- [What to do]: Please print all of the material below, word for word.

- [Supplied entries]:
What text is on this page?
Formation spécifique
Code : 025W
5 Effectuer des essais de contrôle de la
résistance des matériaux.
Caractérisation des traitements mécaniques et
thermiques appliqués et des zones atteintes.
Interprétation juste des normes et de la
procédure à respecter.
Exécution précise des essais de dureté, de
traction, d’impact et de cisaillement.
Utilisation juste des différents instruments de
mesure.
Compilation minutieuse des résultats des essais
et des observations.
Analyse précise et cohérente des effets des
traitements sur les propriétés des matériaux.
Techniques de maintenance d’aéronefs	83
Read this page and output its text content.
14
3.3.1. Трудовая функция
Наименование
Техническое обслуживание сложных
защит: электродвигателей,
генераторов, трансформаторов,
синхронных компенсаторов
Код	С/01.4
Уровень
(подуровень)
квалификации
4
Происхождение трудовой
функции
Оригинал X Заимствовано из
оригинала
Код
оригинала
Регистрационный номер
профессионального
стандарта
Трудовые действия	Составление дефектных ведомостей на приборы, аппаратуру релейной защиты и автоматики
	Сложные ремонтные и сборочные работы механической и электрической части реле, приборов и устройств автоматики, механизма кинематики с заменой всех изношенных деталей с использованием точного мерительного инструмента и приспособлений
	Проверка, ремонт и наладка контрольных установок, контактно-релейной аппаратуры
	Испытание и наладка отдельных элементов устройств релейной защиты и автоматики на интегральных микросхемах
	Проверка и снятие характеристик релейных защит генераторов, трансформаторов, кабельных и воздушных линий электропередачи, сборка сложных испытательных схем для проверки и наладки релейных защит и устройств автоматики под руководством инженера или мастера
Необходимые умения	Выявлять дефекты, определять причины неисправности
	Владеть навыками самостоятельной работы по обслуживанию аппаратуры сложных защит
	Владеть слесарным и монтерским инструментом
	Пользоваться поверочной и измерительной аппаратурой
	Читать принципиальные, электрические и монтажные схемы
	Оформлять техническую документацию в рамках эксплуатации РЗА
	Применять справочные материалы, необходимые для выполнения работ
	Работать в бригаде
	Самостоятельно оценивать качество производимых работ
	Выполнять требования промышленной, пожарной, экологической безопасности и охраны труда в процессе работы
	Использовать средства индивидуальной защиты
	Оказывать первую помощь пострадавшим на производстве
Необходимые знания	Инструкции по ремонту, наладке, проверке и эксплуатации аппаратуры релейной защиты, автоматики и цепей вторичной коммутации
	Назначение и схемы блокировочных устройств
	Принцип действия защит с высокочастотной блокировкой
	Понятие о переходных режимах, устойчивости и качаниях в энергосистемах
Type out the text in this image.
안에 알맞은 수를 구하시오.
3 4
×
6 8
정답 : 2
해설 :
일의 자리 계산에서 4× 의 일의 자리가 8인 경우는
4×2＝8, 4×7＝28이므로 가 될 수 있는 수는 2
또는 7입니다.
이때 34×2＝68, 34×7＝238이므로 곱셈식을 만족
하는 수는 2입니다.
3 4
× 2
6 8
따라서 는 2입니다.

- [Worked answer]:
What text is on this page?
Formation spécifique
Code : 025W
5 Effectuer des essais de contrôle de la
résistance des matériaux.
Caractérisation des traitements mécaniques et
thermiques appliqués et des zones atteintes.
Interprétation juste des normes et de la
procédure à respecter.
Exécution précise des essais de dureté, de
traction, d’impact et de cisaillement.
Utilisation juste des différents instruments de
mesure.
Compilation minutieuse des résultats des essais
et des observations.
Analyse précise et cohérente des effets des
traitements sur les propriétés des matériaux.
Techniques de maintenance d’aéronefs	83
Read this page and output its text content.
14
3.3.1. Трудовая функция
Наименование
Техническое обслуживание сложных
защит: электродвигателей,
генераторов, трансформаторов,
синхронных компенсаторов
Код	С/01.4
Уровень
(подуровень)
квалификации
4
Происхождение трудовой
функции
Оригинал X Заимствовано из
оригинала
Код
оригинала
Регистрационный номер
профессионального
стандарта
Трудовые действия	Составление дефектных ведомостей на приборы, аппаратуру релейной защиты и автоматики
	Сложные ремонтные и сборочные работы механической и электрической части реле, приборов и устройств автоматики, механизма кинематики с заменой всех изношенных деталей с использованием точного мерительного инструмента и приспособлений
	Проверка, ремонт и наладка контрольных установок, контактно-релейной аппаратуры
	Испытание и наладка отдельных элементов устройств релейной защиты и автоматики на интегральных микросхемах
	Проверка и снятие характеристик релейных защит генераторов, трансформаторов, кабельных и воздушных линий электропередачи, сборка сложных испытательных схем для проверки и наладки релейных защит и устройств автоматики под руководством инженера или мастера
Необходимые умения	Выявлять дефекты, определять причины неисправности
	Владеть навыками самостоятельной работы по обслуживанию аппаратуры сложных защит
	Владеть слесарным и монтерским инструментом
	Пользоваться поверочной и измерительной аппаратурой
	Читать принципиальные, электрические и монтажные схемы
	Оформлять техническую документацию в рамках эксплуатации РЗА
	Применять справочные материалы, необходимые для выполнения работ
	Работать в бригаде
	Самостоятельно оценивать качество производимых работ
	Выполнять требования промышленной, пожарной, экологической безопасности и охраны труда в процессе работы
	Использовать средства индивидуальной защиты
	Оказывать первую помощь пострадавшим на производстве
Необходимые знания	Инструкции по ремонту, наладке, проверке и эксплуатации аппаратуры релейной защиты, автоматики и цепей вторичной коммутации
	Назначение и схемы блокировочных устройств
	Принцип действия защит с высокочастотной блокировкой
	Понятие о переходных режимах, устойчивости и качаниях в энергосистемах
Type out the text in this image.
안에 알맞은 수를 구하시오.
3 4
×
6 8
정답 : 2
해설 :
일의 자리 계산에서 4× 의 일의 자리가 8인 경우는
4×2＝8, 4×7＝28이므로 가 될 수 있는 수는 2
또는 7입니다.
이때 34×2＝68, 34×7＝238이므로 곱셈식을 만족
하는 수는 2입니다.
3 4
× 2
6 8
따라서 는 2입니다.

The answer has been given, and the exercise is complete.